--- START OF Dataset content ---

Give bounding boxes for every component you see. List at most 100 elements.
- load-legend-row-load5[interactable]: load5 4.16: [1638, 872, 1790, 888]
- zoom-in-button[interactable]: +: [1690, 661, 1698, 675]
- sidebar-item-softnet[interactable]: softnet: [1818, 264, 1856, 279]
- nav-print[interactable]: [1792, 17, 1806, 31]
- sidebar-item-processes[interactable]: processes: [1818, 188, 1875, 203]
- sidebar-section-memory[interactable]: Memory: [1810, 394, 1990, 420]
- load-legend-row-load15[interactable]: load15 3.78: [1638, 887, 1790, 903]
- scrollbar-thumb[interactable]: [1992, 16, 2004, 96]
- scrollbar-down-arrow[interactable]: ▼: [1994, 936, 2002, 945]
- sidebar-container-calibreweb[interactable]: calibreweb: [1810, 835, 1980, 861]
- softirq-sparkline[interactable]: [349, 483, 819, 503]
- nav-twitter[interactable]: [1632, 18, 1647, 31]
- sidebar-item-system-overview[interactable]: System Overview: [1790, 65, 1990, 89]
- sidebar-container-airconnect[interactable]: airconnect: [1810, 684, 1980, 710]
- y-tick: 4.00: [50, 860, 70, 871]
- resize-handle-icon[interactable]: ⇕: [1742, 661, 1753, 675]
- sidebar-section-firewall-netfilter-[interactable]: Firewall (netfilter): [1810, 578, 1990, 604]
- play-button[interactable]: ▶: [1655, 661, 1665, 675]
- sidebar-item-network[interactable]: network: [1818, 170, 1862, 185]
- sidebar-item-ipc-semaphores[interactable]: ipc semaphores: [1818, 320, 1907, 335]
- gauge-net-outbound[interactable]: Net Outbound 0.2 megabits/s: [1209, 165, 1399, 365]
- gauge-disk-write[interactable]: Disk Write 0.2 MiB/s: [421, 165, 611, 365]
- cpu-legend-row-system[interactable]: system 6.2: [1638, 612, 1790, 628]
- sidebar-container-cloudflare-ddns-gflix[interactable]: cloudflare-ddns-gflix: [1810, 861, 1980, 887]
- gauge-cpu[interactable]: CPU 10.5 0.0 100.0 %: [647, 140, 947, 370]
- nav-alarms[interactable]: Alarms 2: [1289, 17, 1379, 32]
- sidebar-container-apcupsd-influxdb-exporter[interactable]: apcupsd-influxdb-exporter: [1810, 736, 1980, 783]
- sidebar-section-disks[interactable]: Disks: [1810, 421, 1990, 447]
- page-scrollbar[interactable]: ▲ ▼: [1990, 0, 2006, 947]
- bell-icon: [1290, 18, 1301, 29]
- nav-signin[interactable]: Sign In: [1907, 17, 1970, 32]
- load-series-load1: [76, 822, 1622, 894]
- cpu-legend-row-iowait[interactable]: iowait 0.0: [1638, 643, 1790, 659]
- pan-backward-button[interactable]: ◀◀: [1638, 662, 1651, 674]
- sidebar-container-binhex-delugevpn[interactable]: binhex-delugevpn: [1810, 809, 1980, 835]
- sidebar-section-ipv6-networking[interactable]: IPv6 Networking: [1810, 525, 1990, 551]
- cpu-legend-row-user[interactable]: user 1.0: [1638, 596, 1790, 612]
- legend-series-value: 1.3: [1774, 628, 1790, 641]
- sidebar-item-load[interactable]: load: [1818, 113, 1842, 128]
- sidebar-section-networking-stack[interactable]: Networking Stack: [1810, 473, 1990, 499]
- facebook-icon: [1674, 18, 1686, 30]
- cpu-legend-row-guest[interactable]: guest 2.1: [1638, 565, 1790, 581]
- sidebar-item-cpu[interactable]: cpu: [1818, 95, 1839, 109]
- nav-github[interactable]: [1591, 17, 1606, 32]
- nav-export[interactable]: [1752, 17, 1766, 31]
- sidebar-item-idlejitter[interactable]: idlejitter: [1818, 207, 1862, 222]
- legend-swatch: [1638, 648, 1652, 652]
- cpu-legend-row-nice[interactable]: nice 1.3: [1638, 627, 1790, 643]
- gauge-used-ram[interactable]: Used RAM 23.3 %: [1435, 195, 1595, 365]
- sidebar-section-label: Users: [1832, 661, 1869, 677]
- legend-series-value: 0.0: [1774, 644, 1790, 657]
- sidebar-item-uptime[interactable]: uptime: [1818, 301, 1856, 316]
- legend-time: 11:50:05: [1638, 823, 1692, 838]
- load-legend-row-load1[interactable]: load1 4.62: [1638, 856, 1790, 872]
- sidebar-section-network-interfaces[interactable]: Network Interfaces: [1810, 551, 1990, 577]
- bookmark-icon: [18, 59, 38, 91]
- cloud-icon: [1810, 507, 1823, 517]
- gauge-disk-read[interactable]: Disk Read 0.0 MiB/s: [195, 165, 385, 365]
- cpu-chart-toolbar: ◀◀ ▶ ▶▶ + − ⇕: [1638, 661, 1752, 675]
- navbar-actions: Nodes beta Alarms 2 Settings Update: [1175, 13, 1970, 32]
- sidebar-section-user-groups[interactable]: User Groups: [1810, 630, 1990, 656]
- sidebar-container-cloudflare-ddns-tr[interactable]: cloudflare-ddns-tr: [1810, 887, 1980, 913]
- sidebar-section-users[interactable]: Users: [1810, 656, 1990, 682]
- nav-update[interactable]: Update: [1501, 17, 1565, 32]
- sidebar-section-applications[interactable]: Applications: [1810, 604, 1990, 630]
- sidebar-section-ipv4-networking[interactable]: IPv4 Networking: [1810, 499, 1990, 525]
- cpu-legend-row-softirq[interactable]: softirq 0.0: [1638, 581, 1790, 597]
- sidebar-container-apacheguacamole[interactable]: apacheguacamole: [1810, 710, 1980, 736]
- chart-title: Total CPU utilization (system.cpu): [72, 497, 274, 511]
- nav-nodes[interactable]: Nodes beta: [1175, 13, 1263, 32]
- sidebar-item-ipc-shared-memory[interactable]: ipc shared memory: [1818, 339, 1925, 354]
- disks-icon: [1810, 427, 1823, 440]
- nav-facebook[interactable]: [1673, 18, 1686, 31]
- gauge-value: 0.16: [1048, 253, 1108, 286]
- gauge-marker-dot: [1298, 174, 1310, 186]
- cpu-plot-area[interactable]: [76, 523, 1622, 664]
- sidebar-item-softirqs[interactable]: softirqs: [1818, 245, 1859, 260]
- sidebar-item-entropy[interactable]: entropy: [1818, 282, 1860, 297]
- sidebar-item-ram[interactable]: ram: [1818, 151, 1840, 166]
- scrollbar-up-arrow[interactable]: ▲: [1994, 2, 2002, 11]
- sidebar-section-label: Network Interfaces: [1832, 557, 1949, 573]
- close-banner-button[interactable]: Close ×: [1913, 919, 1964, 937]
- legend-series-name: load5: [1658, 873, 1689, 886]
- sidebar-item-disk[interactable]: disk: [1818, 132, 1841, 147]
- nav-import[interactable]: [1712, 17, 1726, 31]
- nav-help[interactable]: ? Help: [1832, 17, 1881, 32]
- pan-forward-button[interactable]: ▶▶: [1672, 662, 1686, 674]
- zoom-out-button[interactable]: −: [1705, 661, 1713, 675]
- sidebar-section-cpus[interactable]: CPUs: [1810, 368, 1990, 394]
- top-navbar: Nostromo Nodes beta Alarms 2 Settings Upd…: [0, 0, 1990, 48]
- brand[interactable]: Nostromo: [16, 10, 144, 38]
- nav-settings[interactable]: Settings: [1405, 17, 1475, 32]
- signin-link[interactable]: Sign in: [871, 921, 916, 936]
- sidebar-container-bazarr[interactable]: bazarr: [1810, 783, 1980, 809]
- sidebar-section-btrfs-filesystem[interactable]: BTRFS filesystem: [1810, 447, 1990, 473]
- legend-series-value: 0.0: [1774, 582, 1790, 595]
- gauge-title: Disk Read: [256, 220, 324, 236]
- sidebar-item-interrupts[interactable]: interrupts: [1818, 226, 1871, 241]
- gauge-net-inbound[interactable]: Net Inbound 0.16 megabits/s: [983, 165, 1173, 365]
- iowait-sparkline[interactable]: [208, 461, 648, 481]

--- END OF Dataset content ---

Render the part of the rows that opens with their first line and closes with the line containing "- nav-twitter[interactable]: [1632, 18, 1647, 31]" as a numbered list, leaving out any blank lines.

Reply:
1. Give bounding boxes for every component you see. List at most 100 elements.
2. - load-legend-row-load5[interactable]: load5 4.16: [1638, 872, 1790, 888]
3. - zoom-in-button[interactable]: +: [1690, 661, 1698, 675]
4. - sidebar-item-softnet[interactable]: softnet: [1818, 264, 1856, 279]
5. - nav-print[interactable]: [1792, 17, 1806, 31]
6. - sidebar-item-processes[interactable]: processes: [1818, 188, 1875, 203]
7. - sidebar-section-memory[interactable]: Memory: [1810, 394, 1990, 420]
8. - load-legend-row-load15[interactable]: load15 3.78: [1638, 887, 1790, 903]
9. - scrollbar-thumb[interactable]: [1992, 16, 2004, 96]
10. - scrollbar-down-arrow[interactable]: ▼: [1994, 936, 2002, 945]
11. - sidebar-container-calibreweb[interactable]: calibreweb: [1810, 835, 1980, 861]
12. - softirq-sparkline[interactable]: [349, 483, 819, 503]
13. - nav-twitter[interactable]: [1632, 18, 1647, 31]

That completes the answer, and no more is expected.